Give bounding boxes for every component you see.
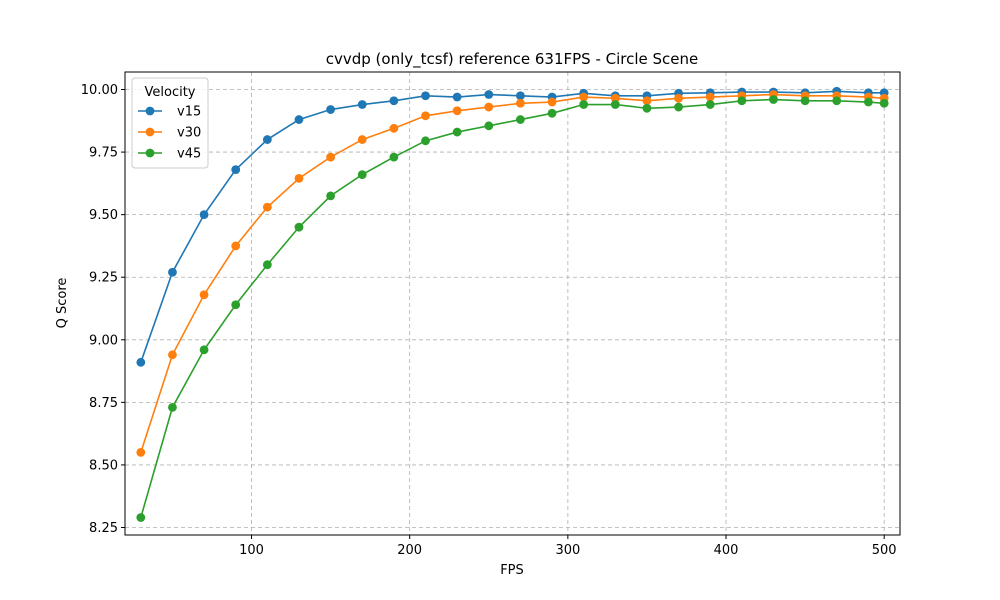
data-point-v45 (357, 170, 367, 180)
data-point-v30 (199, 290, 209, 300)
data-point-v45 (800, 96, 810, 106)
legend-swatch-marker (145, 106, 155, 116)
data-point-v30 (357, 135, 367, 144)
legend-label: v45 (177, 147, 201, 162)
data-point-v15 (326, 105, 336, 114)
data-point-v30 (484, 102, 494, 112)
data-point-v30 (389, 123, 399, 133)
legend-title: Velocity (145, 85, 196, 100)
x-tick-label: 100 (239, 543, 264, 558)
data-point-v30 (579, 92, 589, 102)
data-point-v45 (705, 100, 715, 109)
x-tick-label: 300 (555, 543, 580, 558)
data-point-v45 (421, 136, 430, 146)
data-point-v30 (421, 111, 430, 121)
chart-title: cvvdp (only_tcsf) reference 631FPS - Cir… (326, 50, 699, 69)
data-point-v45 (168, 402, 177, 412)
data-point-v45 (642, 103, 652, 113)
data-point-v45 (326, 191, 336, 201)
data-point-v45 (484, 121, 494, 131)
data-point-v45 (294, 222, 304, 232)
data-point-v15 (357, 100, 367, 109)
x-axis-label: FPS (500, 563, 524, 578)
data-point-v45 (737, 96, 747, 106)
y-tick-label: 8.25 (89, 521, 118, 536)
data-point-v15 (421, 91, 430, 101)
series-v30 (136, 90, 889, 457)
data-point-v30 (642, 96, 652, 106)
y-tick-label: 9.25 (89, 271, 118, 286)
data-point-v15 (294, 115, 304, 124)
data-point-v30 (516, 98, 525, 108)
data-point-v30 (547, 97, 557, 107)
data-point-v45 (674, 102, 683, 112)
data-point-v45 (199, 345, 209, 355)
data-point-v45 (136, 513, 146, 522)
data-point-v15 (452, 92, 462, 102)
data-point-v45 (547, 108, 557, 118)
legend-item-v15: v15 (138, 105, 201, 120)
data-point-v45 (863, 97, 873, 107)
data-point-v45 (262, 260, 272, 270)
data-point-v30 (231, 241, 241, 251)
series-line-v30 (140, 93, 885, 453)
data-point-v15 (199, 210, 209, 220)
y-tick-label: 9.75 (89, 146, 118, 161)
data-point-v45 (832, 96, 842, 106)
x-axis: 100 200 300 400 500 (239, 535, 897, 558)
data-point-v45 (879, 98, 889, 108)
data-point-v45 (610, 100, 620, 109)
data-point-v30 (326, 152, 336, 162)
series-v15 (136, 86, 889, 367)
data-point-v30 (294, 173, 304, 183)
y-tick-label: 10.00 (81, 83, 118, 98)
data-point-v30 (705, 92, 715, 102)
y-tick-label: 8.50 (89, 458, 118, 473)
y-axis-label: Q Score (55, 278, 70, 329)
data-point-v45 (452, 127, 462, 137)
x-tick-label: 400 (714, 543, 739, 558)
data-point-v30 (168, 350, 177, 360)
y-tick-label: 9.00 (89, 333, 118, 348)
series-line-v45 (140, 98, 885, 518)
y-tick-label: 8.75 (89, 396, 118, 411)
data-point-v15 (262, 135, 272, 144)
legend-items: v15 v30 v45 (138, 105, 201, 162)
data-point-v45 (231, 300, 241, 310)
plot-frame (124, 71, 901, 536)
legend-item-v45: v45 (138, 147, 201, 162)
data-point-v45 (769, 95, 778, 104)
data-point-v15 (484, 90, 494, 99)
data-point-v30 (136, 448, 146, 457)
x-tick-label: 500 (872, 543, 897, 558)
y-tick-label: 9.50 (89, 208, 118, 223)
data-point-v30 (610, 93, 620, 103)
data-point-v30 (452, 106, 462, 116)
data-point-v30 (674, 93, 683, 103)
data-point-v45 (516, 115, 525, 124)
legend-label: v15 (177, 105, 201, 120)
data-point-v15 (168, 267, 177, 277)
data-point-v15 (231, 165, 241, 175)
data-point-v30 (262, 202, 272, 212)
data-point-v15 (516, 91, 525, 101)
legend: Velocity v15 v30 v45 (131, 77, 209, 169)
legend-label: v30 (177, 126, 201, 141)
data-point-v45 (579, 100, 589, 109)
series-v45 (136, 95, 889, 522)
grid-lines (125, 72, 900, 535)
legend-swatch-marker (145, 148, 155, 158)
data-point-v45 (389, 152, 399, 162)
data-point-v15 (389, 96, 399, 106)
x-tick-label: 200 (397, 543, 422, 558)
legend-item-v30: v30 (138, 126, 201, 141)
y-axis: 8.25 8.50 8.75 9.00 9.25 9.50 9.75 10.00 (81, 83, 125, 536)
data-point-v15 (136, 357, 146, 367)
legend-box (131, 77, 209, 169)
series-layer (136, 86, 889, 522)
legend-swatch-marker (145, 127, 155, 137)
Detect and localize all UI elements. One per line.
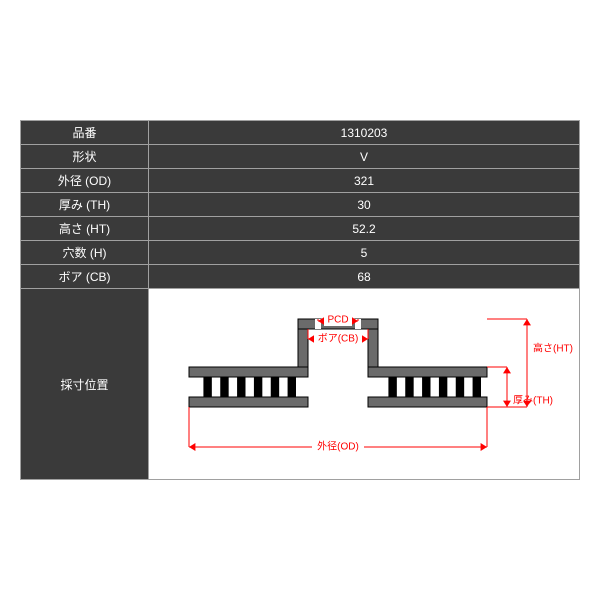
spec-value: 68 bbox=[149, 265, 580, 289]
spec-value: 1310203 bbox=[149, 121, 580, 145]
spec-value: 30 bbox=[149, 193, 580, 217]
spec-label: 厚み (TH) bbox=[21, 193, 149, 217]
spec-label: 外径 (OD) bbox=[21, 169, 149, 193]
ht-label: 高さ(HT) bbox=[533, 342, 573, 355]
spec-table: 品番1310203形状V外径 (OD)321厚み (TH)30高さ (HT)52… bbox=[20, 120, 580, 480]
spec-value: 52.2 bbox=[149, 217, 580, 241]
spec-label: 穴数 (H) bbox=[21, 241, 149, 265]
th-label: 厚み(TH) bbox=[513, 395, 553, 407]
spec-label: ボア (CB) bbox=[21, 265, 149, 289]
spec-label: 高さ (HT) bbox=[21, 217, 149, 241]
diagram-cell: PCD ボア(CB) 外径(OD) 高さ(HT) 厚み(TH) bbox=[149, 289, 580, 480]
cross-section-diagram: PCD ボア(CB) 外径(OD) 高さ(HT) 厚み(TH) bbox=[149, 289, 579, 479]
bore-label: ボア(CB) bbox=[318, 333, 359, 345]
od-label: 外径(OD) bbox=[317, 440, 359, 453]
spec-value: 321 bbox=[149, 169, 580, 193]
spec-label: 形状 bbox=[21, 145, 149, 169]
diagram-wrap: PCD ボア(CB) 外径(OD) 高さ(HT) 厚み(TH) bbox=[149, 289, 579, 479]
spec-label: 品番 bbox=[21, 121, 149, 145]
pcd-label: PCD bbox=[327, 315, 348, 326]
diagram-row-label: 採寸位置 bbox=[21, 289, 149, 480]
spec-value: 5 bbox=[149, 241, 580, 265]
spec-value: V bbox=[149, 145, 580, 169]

- - -

Exercise objective: Copy word for word the lines starting at the one that contains "spec-value: 68 bbox=[149, 265, 580, 289]" and ending at the last line of the entries.

Output for this task:
spec-value: 68 bbox=[149, 265, 580, 289]
spec-value: 1310203 bbox=[149, 121, 580, 145]
spec-value: 30 bbox=[149, 193, 580, 217]
spec-label: 厚み (TH) bbox=[21, 193, 149, 217]
spec-label: 外径 (OD) bbox=[21, 169, 149, 193]
ht-label: 高さ(HT) bbox=[533, 342, 573, 355]
spec-table: 品番1310203形状V外径 (OD)321厚み (TH)30高さ (HT)52… bbox=[20, 120, 580, 480]
spec-value: 52.2 bbox=[149, 217, 580, 241]
spec-label: 穴数 (H) bbox=[21, 241, 149, 265]
th-label: 厚み(TH) bbox=[513, 395, 553, 407]
spec-label: ボア (CB) bbox=[21, 265, 149, 289]
spec-label: 高さ (HT) bbox=[21, 217, 149, 241]
diagram-cell: PCD ボア(CB) 外径(OD) 高さ(HT) 厚み(TH) bbox=[149, 289, 580, 480]
cross-section-diagram: PCD ボア(CB) 外径(OD) 高さ(HT) 厚み(TH) bbox=[149, 289, 579, 479]
bore-label: ボア(CB) bbox=[318, 333, 359, 345]
od-label: 外径(OD) bbox=[317, 440, 359, 453]
spec-value: 321 bbox=[149, 169, 580, 193]
spec-label: 形状 bbox=[21, 145, 149, 169]
diagram-wrap: PCD ボア(CB) 外径(OD) 高さ(HT) 厚み(TH) bbox=[149, 289, 579, 479]
spec-label: 品番 bbox=[21, 121, 149, 145]
pcd-label: PCD bbox=[327, 315, 348, 326]
diagram-row-label: 採寸位置 bbox=[21, 289, 149, 480]
spec-value: 5 bbox=[149, 241, 580, 265]
spec-value: V bbox=[149, 145, 580, 169]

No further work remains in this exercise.